Restate the entries below verbatim.

Records from a collection:
--

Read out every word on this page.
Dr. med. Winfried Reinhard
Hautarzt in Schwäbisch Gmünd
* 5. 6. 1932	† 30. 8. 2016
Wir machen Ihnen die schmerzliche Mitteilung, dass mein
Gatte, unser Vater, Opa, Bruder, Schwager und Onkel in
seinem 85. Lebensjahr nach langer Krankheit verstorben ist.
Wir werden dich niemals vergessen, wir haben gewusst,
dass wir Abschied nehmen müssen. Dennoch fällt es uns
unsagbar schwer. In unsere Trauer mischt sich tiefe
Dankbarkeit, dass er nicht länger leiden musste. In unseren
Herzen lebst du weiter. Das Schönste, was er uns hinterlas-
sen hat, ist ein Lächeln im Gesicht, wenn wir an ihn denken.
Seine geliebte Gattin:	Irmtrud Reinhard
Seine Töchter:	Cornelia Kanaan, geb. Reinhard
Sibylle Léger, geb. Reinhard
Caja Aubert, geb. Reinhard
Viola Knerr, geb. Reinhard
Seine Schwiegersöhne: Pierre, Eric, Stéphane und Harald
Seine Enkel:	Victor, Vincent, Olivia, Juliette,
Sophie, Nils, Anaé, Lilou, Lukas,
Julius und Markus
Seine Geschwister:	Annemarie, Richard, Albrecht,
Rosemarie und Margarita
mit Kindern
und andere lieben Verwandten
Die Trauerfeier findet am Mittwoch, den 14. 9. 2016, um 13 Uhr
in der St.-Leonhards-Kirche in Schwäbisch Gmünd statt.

--

* **Written reply**
Read out every word on this page.
Dr. med. Winfried Reinhard
Hautarzt in Schwäbisch Gmünd
* 5. 6. 1932	† 30. 8. 2016
Wir machen Ihnen die schmerzliche Mitteilung, dass mein
Gatte, unser Vater, Opa, Bruder, Schwager und Onkel in
seinem 85. Lebensjahr nach langer Krankheit verstorben ist.
Wir werden dich niemals vergessen, wir haben gewusst,
dass wir Abschied nehmen müssen. Dennoch fällt es uns
unsagbar schwer. In unsere Trauer mischt sich tiefe
Dankbarkeit, dass er nicht länger leiden musste. In unseren
Herzen lebst du weiter. Das Schönste, was er uns hinterlas-
sen hat, ist ein Lächeln im Gesicht, wenn wir an ihn denken.
Seine geliebte Gattin:	Irmtrud Reinhard
Seine Töchter:	Cornelia Kanaan, geb. Reinhard
Sibylle Léger, geb. Reinhard
Caja Aubert, geb. Reinhard
Viola Knerr, geb. Reinhard
Seine Schwiegersöhne: Pierre, Eric, Stéphane und Harald
Seine Enkel:	Victor, Vincent, Olivia, Juliette,
Sophie, Nils, Anaé, Lilou, Lukas,
Julius und Markus
Seine Geschwister:	Annemarie, Richard, Albrecht,
Rosemarie und Margarita
mit Kindern
und andere lieben Verwandten
Die Trauerfeier findet am Mittwoch, den 14. 9. 2016, um 13 Uhr
in der St.-Leonhards-Kirche in Schwäbisch Gmünd statt.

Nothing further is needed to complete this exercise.